## Aim of the exercise
Send back the entries below exactly as they appear.

============================================================

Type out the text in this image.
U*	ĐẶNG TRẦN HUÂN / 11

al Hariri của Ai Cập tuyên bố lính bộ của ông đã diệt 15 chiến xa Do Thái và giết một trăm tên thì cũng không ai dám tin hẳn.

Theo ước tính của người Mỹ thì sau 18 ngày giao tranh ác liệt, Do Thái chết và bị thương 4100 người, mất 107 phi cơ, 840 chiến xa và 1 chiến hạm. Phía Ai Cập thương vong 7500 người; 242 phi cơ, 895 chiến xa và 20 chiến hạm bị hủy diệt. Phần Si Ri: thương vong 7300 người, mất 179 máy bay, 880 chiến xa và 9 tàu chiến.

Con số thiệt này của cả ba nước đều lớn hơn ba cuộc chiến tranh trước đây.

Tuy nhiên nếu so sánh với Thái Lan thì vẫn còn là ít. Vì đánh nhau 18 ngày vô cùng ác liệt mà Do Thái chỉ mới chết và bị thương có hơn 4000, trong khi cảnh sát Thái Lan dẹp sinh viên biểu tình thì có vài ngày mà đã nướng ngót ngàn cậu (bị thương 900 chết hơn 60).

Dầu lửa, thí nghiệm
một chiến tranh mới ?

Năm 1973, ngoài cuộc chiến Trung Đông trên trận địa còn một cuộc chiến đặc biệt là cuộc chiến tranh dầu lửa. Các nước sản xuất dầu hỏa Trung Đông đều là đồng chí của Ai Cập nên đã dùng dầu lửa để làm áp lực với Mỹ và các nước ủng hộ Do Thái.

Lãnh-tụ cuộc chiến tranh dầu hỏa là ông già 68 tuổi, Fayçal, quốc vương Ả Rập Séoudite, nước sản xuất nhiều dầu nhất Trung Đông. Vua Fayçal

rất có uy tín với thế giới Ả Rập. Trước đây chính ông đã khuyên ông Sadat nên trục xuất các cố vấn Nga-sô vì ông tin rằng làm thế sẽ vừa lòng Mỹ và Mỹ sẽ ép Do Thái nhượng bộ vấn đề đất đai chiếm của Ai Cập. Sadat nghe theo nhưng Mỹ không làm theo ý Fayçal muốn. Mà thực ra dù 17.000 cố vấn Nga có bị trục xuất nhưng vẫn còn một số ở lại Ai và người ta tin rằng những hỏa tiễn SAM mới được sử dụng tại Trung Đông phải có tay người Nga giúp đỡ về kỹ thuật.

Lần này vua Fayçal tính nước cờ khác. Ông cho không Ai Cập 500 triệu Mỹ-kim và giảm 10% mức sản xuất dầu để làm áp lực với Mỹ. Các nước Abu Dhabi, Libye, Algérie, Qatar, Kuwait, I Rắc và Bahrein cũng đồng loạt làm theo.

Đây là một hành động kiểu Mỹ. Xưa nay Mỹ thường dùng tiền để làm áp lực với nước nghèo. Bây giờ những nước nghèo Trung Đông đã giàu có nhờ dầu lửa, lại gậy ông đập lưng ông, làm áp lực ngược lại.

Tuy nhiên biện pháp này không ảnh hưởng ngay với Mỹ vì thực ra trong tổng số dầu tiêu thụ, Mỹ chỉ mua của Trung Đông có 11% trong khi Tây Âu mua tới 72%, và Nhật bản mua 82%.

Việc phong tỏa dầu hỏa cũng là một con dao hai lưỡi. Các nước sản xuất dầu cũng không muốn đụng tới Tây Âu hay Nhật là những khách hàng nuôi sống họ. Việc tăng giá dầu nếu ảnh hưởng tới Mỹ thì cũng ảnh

============================================================

## Solution to this problem
Type out the text in this image.
U*	ĐẶNG TRẦN HUÂN / 11

al Hariri của Ai Cập tuyên bố lính bộ của ông đã diệt 15 chiến xa Do Thái và giết một trăm tên thì cũng không ai dám tin hẳn.

Theo ước tính của người Mỹ thì sau 18 ngày giao tranh ác liệt, Do Thái chết và bị thương 4100 người, mất 107 phi cơ, 840 chiến xa và 1 chiến hạm. Phía Ai Cập thương vong 7500 người; 242 phi cơ, 895 chiến xa và 20 chiến hạm bị hủy diệt. Phần Si Ri: thương vong 7300 người, mất 179 máy bay, 880 chiến xa và 9 tàu chiến.

Con số thiệt này của cả ba nước đều lớn hơn ba cuộc chiến tranh trước đây.

Tuy nhiên nếu so sánh với Thái Lan thì vẫn còn là ít. Vì đánh nhau 18 ngày vô cùng ác liệt mà Do Thái chỉ mới chết và bị thương có hơn 4000, trong khi cảnh sát Thái Lan dẹp sinh viên biểu tình thì có vài ngày mà đã nướng ngót ngàn cậu (bị thương 900 chết hơn 60).

Dầu lửa, thí nghiệm
một chiến tranh mới ?

Năm 1973, ngoài cuộc chiến Trung Đông trên trận địa còn một cuộc chiến đặc biệt là cuộc chiến tranh dầu lửa. Các nước sản xuất dầu hỏa Trung Đông đều là đồng chí của Ai Cập nên đã dùng dầu lửa để làm áp lực với Mỹ và các nước ủng hộ Do Thái.

Lãnh-tụ cuộc chiến tranh dầu hỏa là ông già 68 tuổi, Fayçal, quốc vương Ả Rập Séoudite, nước sản xuất nhiều dầu nhất Trung Đông. Vua Fayçal

rất có uy tín với thế giới Ả Rập. Trước đây chính ông đã khuyên ông Sadat nên trục xuất các cố vấn Nga-sô vì ông tin rằng làm thế sẽ vừa lòng Mỹ và Mỹ sẽ ép Do Thái nhượng bộ vấn đề đất đai chiếm của Ai Cập. Sadat nghe theo nhưng Mỹ không làm theo ý Fayçal muốn. Mà thực ra dù 17.000 cố vấn Nga có bị trục xuất nhưng vẫn còn một số ở lại Ai và người ta tin rằng những hỏa tiễn SAM mới được sử dụng tại Trung Đông phải có tay người Nga giúp đỡ về kỹ thuật.

Lần này vua Fayçal tính nước cờ khác. Ông cho không Ai Cập 500 triệu Mỹ-kim và giảm 10% mức sản xuất dầu để làm áp lực với Mỹ. Các nước Abu Dhabi, Libye, Algérie, Qatar, Kuwait, I Rắc và Bahrein cũng đồng loạt làm theo.

Đây là một hành động kiểu Mỹ. Xưa nay Mỹ thường dùng tiền để làm áp lực với nước nghèo. Bây giờ những nước nghèo Trung Đông đã giàu có nhờ dầu lửa, lại gậy ông đập lưng ông, làm áp lực ngược lại.

Tuy nhiên biện pháp này không ảnh hưởng ngay với Mỹ vì thực ra trong tổng số dầu tiêu thụ, Mỹ chỉ mua của Trung Đông có 11% trong khi Tây Âu mua tới 72%, và Nhật bản mua 82%.

Việc phong tỏa dầu hỏa cũng là một con dao hai lưỡi. Các nước sản xuất dầu cũng không muốn đụng tới Tây Âu hay Nhật là những khách hàng nuôi sống họ. Việc tăng giá dầu nếu ảnh hưởng tới Mỹ thì cũng ảnh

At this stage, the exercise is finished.